_Tasks to perform:_
1. Please reproduce the part of the legal passage on counsel and police detentions starting with "Counsel is not" and going on through "any resulting prejudice.".
2. Resume the legal passage on counsel and police detentions from the point where it stops.

_Document text:_
============

Counsel is not required to make futile motions to appear competent. Reversal of a conviction on the basis of inadequate counsel is required only if the record reveals no rational tactical purpose for his or her act or omission. (People v. Terrell (1999) 69 Cal.App.4th 1246, 1252-1253.) Here, the record does not reveal the actual reason why defendant's attorney did not challenge the validity of appellant's arrest. However, the record discloses a rational reason why the motion was not made; it would have been futile. Therefore, defendant cannot demonstrate that counsel's performance fell below an objective standard of reasonableness, or any resulting prejudice.

Police contacts with individuals fall into three general categories: consensual encounters; detentions of limited duration, scope, and purpose; and arrests (or comparable restraints on a person's liberty). (Wilson v. Superior Court (1983) 34 Cal.3d 777, 784.) "A detention is reasonable under the Fourth Amendment when the detaining officer can point to specific articulable facts that, considered in light of the totality of the circumstances, provide some objective manifestation that the person detained may be involved in criminal activity."(People v. Souza (1994) 9 Cal.4th 224, 231.)

============

Visual layout records:

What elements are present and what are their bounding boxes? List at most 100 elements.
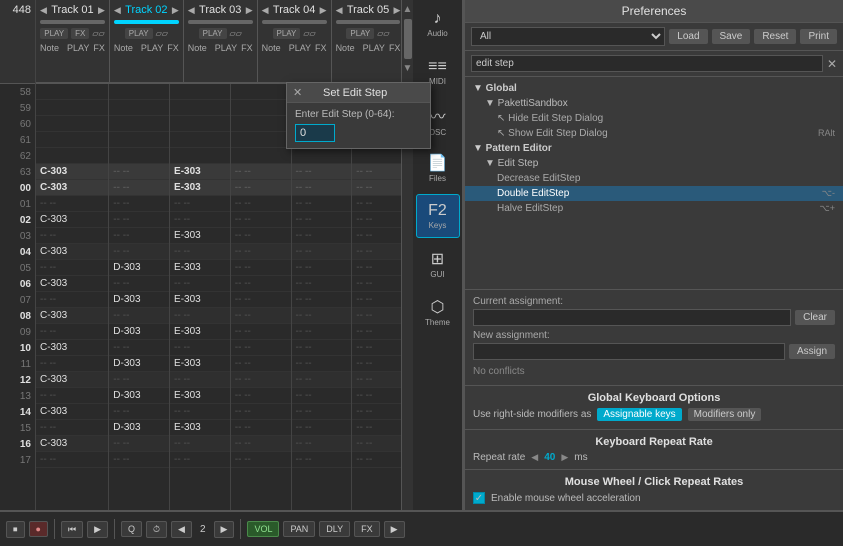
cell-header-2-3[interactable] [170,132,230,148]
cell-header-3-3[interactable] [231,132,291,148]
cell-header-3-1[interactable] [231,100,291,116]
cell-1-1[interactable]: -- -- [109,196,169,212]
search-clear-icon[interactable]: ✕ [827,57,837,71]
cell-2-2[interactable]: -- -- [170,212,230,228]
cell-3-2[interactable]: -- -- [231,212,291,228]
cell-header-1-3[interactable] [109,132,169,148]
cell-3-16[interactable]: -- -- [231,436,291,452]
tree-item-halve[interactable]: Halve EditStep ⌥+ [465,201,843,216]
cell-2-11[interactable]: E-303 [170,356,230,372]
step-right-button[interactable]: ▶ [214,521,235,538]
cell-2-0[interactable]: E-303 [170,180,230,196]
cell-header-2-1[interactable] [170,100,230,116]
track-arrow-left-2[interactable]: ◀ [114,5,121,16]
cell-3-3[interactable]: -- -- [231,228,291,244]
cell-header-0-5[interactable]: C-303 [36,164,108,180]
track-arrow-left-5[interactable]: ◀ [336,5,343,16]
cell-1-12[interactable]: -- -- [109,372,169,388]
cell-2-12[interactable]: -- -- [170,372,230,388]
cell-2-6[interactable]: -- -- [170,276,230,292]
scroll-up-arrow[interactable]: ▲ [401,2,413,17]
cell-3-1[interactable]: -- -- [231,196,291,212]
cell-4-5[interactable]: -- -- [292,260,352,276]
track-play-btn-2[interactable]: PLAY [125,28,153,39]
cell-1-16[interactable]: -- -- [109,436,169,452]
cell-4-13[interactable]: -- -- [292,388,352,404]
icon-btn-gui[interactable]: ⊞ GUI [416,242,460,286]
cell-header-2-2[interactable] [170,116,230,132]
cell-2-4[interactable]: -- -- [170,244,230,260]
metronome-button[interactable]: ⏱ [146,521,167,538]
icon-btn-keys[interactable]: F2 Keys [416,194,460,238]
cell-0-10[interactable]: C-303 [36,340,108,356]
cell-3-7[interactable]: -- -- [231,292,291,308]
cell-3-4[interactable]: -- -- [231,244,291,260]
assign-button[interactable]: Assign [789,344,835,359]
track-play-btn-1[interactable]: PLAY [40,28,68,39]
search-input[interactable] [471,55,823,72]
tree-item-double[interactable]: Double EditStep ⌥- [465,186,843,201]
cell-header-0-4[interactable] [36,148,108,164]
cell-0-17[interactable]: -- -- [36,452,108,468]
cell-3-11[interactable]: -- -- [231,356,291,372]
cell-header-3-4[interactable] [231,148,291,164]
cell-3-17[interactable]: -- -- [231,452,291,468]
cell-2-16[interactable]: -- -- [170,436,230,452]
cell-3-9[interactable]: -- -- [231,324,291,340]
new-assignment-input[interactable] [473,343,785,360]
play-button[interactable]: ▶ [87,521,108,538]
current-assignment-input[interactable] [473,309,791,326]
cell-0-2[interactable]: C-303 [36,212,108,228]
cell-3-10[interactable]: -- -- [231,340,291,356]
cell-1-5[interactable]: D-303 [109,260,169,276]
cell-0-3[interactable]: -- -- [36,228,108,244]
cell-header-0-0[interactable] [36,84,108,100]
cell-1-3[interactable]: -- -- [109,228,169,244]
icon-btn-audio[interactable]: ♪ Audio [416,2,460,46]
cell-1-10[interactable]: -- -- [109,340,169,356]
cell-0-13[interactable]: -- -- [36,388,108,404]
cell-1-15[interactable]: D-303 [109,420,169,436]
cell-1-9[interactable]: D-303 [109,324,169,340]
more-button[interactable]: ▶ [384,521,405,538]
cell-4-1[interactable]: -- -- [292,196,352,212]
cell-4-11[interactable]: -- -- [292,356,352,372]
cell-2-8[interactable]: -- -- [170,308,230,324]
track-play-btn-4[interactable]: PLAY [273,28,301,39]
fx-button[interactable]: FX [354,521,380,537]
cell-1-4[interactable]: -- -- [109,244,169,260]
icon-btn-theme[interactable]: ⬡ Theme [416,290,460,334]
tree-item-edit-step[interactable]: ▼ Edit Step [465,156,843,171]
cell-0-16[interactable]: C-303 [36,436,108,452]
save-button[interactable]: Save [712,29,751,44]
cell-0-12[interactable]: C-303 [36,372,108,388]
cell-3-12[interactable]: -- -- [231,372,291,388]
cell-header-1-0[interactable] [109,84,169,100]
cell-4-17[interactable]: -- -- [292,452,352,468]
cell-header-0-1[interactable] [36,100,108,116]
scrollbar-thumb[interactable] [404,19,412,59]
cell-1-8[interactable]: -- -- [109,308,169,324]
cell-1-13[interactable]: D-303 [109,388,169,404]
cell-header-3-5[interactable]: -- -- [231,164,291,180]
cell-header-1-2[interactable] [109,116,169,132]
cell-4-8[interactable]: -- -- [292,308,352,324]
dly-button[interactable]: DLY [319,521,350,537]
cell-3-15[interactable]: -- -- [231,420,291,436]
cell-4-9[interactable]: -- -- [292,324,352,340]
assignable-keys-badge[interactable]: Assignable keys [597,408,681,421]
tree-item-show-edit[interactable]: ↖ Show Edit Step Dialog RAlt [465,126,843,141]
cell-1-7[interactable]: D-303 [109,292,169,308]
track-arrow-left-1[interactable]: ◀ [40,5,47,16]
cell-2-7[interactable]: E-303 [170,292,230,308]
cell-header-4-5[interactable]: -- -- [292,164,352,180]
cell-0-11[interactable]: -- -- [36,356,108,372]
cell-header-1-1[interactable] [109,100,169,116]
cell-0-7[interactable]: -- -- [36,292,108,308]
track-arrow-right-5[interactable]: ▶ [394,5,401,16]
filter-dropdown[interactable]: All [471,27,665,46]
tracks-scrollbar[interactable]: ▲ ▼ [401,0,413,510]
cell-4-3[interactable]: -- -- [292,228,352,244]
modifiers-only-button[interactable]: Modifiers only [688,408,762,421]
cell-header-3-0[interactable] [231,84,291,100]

============

_Results by task:_
1.
Counsel is not required to make futile motions to appear competent. Reversal of a conviction on the basis of inadequate counsel is required only if the record reveals no rational tactical purpose for his or her act or omission. (People v. Terrell (1999) 69 Cal.App.4th 1246, 1252-1253.) Here, the record does not reveal the actual reason why defendant's attorney did not challenge the validity of appellant's arrest. However, the record discloses a rational reason why the motion was not made; it would have been futile. Therefore, defendant cannot demonstrate that counsel's performance fell below an objective standard of reasonableness, or any resulting prejudice.

2.
Probable cause for arrest exists only when the facts known to the arresting officer "would lead a man of ordinary care and prudence to entertain an honest and strong suspicion that the person arrested is guilty of a crime." (People v. Price (1991) 1 Cal.4th 324, 410.) When a detention exceeds the boundaries of a permissible investigative stop, the detention becomes a de facto arrest requiring probable cause. (People v. Gorrostieta (1993) 19 Cal.App.4th 71, 82-83.)

"A search conducted without a warrant is unreasonable per se under the Fourth Amendment unless it falls within one of the 'specifically established and well-delineated exceptions.' [Citations.] It is 'well settled that one of the specifically established exceptions to the requirements of both a warrant and probable cause is a search that is conducted pursuant to consent.'" (People v. Woods (1999) 21 Cal.4th 668, 674.) Evidence obtained as a result of a consent search is still subject to suppression, however, if the consent was given after a detention or arrest that violated the Fourth Amendment. (Florida v. Royer (1983) 460 U.S. 491, 501.)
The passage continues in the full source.